## Begin Provided material

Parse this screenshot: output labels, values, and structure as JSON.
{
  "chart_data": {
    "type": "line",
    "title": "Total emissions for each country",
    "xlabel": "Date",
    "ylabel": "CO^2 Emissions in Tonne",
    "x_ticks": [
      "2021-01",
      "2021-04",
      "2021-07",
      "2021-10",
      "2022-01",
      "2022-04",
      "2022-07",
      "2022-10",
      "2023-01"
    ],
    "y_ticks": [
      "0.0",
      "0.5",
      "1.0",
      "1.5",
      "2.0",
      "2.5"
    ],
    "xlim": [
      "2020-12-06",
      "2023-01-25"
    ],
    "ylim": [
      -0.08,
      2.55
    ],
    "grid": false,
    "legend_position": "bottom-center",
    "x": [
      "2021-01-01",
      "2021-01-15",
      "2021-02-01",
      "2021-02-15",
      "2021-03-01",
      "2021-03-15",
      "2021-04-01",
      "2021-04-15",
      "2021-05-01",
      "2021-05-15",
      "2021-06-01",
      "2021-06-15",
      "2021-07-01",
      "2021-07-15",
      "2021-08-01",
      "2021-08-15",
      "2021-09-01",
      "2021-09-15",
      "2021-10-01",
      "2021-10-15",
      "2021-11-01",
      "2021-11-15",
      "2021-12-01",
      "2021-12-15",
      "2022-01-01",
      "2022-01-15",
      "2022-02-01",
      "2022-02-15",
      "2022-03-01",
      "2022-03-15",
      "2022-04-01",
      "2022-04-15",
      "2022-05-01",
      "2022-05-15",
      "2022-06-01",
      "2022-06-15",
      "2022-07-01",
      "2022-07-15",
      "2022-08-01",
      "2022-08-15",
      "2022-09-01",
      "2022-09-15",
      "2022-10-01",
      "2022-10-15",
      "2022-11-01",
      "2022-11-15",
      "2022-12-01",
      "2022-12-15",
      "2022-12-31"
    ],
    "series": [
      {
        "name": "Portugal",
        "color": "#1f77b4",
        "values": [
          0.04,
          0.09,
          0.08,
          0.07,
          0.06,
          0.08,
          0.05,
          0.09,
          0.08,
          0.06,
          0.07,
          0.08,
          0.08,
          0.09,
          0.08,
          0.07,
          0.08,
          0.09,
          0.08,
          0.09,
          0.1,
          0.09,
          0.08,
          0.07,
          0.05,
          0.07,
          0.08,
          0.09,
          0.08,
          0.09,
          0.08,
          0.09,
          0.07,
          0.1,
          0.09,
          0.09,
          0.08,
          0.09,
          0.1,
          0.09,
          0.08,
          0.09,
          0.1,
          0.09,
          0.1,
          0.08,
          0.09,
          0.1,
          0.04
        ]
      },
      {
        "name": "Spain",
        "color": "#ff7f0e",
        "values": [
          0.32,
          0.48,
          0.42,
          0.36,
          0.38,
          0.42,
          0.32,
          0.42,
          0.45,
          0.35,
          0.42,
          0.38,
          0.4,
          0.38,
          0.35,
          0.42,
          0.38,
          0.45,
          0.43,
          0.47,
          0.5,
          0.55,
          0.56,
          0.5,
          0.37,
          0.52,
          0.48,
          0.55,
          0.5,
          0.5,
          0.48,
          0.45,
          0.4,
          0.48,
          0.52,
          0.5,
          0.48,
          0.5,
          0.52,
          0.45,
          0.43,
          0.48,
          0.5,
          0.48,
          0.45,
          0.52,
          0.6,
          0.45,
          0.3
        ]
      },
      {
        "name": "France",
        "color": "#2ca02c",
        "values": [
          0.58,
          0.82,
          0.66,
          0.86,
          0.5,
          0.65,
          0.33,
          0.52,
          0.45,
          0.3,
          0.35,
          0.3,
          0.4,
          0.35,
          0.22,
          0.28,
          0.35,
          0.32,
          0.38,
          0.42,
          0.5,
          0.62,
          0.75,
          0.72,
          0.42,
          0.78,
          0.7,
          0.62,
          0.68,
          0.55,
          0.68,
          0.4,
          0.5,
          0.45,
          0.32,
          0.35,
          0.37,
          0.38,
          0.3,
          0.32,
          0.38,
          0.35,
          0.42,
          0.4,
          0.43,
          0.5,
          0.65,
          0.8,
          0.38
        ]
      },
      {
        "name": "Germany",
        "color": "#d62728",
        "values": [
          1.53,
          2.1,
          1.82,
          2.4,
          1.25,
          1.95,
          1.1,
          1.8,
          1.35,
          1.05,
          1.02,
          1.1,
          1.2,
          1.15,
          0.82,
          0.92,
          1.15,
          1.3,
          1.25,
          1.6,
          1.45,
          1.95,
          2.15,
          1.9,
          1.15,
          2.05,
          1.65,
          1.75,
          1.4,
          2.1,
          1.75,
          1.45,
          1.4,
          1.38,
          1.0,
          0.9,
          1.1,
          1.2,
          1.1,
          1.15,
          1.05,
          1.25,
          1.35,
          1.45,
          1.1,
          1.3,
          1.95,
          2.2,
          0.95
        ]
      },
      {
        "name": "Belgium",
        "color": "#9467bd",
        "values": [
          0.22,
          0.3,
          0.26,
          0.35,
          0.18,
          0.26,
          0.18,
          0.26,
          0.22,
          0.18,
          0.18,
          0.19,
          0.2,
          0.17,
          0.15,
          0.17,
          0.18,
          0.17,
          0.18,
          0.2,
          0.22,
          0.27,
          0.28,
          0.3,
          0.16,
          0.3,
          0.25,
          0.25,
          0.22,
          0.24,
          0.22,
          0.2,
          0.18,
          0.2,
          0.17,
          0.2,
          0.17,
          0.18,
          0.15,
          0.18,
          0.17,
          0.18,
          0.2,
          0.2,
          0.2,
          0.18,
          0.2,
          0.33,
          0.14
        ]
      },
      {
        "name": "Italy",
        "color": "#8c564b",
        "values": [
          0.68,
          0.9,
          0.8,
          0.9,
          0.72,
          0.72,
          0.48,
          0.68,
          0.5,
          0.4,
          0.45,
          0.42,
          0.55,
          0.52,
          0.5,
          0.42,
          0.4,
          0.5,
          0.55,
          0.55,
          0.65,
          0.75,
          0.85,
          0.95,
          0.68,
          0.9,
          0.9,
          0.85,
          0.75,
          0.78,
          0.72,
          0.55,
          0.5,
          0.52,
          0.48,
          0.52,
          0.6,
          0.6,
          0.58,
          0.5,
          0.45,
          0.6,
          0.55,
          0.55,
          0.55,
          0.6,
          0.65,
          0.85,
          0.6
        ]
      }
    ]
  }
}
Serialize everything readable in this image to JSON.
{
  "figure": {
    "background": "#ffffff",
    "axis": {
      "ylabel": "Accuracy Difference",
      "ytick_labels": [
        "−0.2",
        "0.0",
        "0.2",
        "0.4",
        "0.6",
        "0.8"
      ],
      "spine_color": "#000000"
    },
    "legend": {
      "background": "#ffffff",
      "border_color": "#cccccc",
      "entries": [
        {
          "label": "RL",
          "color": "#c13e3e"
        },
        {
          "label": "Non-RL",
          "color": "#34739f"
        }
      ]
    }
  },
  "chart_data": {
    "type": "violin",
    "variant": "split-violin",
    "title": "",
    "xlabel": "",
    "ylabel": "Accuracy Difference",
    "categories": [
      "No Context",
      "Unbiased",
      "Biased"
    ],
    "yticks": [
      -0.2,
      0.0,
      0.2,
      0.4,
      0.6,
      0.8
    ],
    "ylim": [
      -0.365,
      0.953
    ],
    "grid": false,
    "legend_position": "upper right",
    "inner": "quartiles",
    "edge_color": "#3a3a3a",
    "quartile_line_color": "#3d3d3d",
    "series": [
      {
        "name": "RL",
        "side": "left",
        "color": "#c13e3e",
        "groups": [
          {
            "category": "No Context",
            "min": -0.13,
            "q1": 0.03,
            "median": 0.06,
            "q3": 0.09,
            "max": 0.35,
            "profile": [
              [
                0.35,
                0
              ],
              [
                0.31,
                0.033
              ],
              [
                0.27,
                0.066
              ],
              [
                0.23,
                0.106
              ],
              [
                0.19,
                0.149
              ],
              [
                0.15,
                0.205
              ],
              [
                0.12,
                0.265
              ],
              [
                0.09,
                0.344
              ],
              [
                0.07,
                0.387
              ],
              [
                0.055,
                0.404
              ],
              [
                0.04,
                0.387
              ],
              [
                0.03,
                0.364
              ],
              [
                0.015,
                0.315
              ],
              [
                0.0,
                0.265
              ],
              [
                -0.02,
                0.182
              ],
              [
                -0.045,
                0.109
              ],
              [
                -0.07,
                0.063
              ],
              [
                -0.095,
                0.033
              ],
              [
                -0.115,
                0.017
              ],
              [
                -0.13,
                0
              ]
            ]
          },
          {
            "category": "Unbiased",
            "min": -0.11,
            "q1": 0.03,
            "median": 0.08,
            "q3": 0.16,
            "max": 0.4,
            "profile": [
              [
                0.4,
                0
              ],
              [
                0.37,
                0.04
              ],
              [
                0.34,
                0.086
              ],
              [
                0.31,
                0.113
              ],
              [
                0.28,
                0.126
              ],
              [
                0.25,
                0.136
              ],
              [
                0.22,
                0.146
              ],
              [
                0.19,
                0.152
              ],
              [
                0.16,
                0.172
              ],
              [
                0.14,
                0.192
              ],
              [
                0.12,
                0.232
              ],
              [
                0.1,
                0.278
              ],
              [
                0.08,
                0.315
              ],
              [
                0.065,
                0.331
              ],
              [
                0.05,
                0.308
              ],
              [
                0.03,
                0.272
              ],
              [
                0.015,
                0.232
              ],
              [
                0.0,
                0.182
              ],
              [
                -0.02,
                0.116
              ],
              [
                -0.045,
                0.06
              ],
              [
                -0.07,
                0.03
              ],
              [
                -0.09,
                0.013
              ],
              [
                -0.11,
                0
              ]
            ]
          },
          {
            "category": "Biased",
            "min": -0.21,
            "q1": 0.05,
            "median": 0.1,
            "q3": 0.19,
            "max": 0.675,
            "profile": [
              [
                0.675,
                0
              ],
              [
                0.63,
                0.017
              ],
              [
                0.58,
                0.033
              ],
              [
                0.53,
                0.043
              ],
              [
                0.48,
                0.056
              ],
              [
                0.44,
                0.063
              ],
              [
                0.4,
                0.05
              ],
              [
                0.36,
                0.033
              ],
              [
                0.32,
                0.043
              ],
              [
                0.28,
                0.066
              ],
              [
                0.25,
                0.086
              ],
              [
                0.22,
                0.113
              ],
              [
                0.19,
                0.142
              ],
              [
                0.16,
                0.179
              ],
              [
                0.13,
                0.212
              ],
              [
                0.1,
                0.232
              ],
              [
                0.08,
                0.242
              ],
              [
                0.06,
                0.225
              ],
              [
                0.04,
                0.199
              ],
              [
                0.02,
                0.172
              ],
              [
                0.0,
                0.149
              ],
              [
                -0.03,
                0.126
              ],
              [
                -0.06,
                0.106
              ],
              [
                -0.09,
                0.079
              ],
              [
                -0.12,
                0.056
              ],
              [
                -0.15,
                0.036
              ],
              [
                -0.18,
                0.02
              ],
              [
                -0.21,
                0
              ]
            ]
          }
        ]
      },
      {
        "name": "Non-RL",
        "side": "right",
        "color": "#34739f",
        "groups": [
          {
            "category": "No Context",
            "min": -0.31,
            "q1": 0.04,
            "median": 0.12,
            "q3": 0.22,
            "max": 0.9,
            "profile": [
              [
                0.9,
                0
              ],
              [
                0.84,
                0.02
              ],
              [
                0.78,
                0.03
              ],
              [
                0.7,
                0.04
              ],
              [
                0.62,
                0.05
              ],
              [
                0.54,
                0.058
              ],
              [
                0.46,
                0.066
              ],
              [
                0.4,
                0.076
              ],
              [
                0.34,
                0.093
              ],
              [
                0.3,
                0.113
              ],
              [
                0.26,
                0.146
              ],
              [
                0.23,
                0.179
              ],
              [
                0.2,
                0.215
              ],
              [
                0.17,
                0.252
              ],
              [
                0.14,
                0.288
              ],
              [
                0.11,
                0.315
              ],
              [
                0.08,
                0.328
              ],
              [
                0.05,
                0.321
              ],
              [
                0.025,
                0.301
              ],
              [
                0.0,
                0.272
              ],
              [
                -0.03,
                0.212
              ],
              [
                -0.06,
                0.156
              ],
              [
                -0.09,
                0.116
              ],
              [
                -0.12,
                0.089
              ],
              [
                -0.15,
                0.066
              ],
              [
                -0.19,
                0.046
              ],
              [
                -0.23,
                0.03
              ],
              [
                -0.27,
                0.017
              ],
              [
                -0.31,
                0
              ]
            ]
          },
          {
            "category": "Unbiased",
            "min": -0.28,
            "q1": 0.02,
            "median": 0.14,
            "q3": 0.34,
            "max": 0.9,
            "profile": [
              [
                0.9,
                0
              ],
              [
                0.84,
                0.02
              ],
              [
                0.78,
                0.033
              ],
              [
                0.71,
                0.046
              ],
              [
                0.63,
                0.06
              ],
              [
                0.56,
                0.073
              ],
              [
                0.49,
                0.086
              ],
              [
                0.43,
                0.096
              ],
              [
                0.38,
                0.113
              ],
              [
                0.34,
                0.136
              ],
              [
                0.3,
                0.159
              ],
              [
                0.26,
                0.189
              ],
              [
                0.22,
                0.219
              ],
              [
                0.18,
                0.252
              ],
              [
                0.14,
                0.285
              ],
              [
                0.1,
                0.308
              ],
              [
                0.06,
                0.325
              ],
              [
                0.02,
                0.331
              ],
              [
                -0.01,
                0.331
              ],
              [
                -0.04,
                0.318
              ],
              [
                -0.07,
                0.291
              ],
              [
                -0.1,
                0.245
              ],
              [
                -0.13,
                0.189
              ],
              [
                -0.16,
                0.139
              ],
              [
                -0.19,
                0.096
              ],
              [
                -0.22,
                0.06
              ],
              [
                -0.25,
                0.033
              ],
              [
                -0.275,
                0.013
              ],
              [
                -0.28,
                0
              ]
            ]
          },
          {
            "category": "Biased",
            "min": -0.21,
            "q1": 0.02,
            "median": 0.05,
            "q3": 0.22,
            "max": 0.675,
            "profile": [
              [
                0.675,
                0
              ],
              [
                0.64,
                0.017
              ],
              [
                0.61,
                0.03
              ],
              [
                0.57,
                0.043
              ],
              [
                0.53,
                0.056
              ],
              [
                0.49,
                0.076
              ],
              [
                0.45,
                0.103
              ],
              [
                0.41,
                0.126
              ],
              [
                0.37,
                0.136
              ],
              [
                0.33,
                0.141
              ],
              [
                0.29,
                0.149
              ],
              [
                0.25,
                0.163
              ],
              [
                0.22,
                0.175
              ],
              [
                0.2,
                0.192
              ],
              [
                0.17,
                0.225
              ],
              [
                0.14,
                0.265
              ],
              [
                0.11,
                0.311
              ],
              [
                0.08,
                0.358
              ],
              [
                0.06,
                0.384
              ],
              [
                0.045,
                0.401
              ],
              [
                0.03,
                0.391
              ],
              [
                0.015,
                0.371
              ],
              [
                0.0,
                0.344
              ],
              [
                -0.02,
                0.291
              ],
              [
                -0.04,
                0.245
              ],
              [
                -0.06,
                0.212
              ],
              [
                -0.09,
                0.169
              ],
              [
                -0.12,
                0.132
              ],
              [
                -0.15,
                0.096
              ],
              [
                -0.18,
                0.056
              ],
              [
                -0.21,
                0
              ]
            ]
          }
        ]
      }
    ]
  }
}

## End Provided material

Gather, from the listing above, every line carrying the word "median".

### Written response
            "median": 0.06,
            "median": 0.08,
            "median": 0.1,
            "median": 0.12,
            "median": 0.14,
            "median": 0.05,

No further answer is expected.